◆ WHAT YOU ARE ASKED TO DO ◆
Copy the data exactly as it appears, and do not include any pictures.
==*==
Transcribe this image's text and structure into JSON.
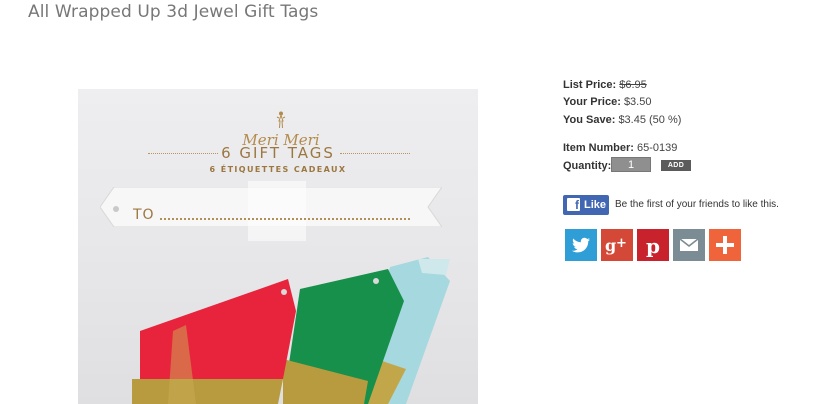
{
  "page": {
    "title": "All Wrapped Up 3d Jewel Gift Tags"
  },
  "product_image": {
    "brand": "Meri  Meri",
    "package_title": "6 GIFT TAGS",
    "package_subtitle": "6 ÉTIQUETTES CADEAUX",
    "tag_text": "TO"
  },
  "pricing": {
    "list_price_label": "List Price:",
    "list_price": "$6.95",
    "your_price_label": "Your Price:",
    "your_price": "$3.50",
    "you_save_label": "You Save:",
    "you_save": "$3.45 (50 %)",
    "item_number_label": "Item Number:",
    "item_number": "65-0139",
    "quantity_label": "Quantity:",
    "quantity_value": "1",
    "add_label": "ADD"
  },
  "social": {
    "like_label": "Like",
    "like_text": "Be the first of your friends to like this.",
    "share_icons": [
      "twitter-icon",
      "google-plus-icon",
      "pinterest-icon",
      "email-icon",
      "plus-icon"
    ]
  },
  "colors": {
    "twitter": "#2f9ed6",
    "google_plus": "#d34836",
    "pinterest": "#c8232c",
    "email": "#7b8c94",
    "plus": "#f0643b",
    "facebook": "#4267b2",
    "tag_red": "#e8243c",
    "tag_green": "#16904a",
    "tag_blue": "#a6d8df",
    "glitter_gold": "#b89b3e"
  }
}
==*==
◆ WRITTEN SOLUTION ◆
Transcribe this image's text and structure into JSON.
{
  "page": {
    "title": "All Wrapped Up 3d Jewel Gift Tags"
  },
  "product_image": {
    "brand": "Meri  Meri",
    "package_title": "6 GIFT TAGS",
    "package_subtitle": "6 ÉTIQUETTES CADEAUX",
    "tag_text": "TO"
  },
  "pricing": {
    "list_price_label": "List Price:",
    "list_price": "$6.95",
    "your_price_label": "Your Price:",
    "your_price": "$3.50",
    "you_save_label": "You Save:",
    "you_save": "$3.45 (50 %)",
    "item_number_label": "Item Number:",
    "item_number": "65-0139",
    "quantity_label": "Quantity:",
    "quantity_value": "1",
    "add_label": "ADD"
  },
  "social": {
    "like_label": "Like",
    "like_text": "Be the first of your friends to like this.",
    "share_icons": [
      "twitter-icon",
      "google-plus-icon",
      "pinterest-icon",
      "email-icon",
      "plus-icon"
    ]
  },
  "colors": {
    "twitter": "#2f9ed6",
    "google_plus": "#d34836",
    "pinterest": "#c8232c",
    "email": "#7b8c94",
    "plus": "#f0643b",
    "facebook": "#4267b2",
    "tag_red": "#e8243c",
    "tag_green": "#16904a",
    "tag_blue": "#a6d8df",
    "glitter_gold": "#b89b3e"
  }
}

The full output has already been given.